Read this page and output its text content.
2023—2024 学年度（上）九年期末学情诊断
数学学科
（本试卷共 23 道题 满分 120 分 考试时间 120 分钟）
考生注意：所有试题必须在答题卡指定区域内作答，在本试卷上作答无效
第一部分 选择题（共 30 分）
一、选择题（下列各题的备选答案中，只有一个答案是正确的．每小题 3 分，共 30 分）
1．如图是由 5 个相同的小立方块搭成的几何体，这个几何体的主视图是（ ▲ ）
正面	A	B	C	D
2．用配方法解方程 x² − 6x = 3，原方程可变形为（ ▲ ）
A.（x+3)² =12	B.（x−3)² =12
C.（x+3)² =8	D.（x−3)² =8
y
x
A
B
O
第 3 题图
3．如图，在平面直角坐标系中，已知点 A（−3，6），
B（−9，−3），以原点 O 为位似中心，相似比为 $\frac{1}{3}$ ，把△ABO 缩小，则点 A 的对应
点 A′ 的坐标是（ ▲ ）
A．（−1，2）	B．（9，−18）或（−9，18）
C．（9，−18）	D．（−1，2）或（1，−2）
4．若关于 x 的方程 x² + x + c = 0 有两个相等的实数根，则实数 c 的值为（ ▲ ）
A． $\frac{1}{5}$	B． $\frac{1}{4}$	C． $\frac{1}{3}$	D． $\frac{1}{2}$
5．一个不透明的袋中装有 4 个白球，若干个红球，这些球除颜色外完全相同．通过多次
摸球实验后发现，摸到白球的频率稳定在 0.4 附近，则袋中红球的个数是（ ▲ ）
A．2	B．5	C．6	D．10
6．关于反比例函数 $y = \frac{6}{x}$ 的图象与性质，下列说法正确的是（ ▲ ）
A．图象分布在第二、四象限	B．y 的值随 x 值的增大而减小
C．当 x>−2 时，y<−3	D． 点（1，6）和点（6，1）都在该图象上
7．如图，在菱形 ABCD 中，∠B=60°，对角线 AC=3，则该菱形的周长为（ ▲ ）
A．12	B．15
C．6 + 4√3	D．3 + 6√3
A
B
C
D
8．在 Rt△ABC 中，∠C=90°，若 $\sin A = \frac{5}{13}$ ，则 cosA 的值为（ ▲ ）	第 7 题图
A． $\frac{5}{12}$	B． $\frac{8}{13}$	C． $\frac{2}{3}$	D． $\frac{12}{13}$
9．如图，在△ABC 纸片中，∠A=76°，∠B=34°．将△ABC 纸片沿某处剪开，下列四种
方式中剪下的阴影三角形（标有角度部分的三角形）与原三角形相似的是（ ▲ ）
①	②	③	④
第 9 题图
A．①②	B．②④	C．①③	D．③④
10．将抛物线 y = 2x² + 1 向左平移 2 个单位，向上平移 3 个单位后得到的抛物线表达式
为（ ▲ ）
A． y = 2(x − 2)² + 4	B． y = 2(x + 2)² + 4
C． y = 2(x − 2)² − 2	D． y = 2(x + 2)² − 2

________________

SET PROBLEM:
Exactly as written above, please repeat the entries.

WRITTEN RESPONSE:
Read this page and output its text content.
2023—2024 学年度（上）九年期末学情诊断
数学学科
（本试卷共 23 道题 满分 120 分 考试时间 120 分钟）
考生注意：所有试题必须在答题卡指定区域内作答，在本试卷上作答无效
第一部分 选择题（共 30 分）
一、选择题（下列各题的备选答案中，只有一个答案是正确的．每小题 3 分，共 30 分）
1．如图是由 5 个相同的小立方块搭成的几何体，这个几何体的主视图是（ ▲ ）
正面	A	B	C	D
2．用配方法解方程 x² − 6x = 3，原方程可变形为（ ▲ ）
A.（x+3)² =12	B.（x−3)² =12
C.（x+3)² =8	D.（x−3)² =8
y
x
A
B
O
第 3 题图
3．如图，在平面直角坐标系中，已知点 A（−3，6），
B（−9，−3），以原点 O 为位似中心，相似比为 $\frac{1}{3}$ ，把△ABO 缩小，则点 A 的对应
点 A′ 的坐标是（ ▲ ）
A．（−1，2）	B．（9，−18）或（−9，18）
C．（9，−18）	D．（−1，2）或（1，−2）
4．若关于 x 的方程 x² + x + c = 0 有两个相等的实数根，则实数 c 的值为（ ▲ ）
A． $\frac{1}{5}$	B． $\frac{1}{4}$	C． $\frac{1}{3}$	D． $\frac{1}{2}$
5．一个不透明的袋中装有 4 个白球，若干个红球，这些球除颜色外完全相同．通过多次
摸球实验后发现，摸到白球的频率稳定在 0.4 附近，则袋中红球的个数是（ ▲ ）
A．2	B．5	C．6	D．10
6．关于反比例函数 $y = \frac{6}{x}$ 的图象与性质，下列说法正确的是（ ▲ ）
A．图象分布在第二、四象限	B．y 的值随 x 值的增大而减小
C．当 x>−2 时，y<−3	D． 点（1，6）和点（6，1）都在该图象上
7．如图，在菱形 ABCD 中，∠B=60°，对角线 AC=3，则该菱形的周长为（ ▲ ）
A．12	B．15
C．6 + 4√3	D．3 + 6√3
A
B
C
D
8．在 Rt△ABC 中，∠C=90°，若 $\sin A = \frac{5}{13}$ ，则 cosA 的值为（ ▲ ）	第 7 题图
A． $\frac{5}{12}$	B． $\frac{8}{13}$	C． $\frac{2}{3}$	D． $\frac{12}{13}$
9．如图，在△ABC 纸片中，∠A=76°，∠B=34°．将△ABC 纸片沿某处剪开，下列四种
方式中剪下的阴影三角形（标有角度部分的三角形）与原三角形相似的是（ ▲ ）
①	②	③	④
第 9 题图
A．①②	B．②④	C．①③	D．③④
10．将抛物线 y = 2x² + 1 向左平移 2 个单位，向上平移 3 个单位后得到的抛物线表达式
为（ ▲ ）
A． y = 2(x − 2)² + 4	B． y = 2(x + 2)² + 4
C． y = 2(x − 2)² − 2	D． y = 2(x + 2)² − 2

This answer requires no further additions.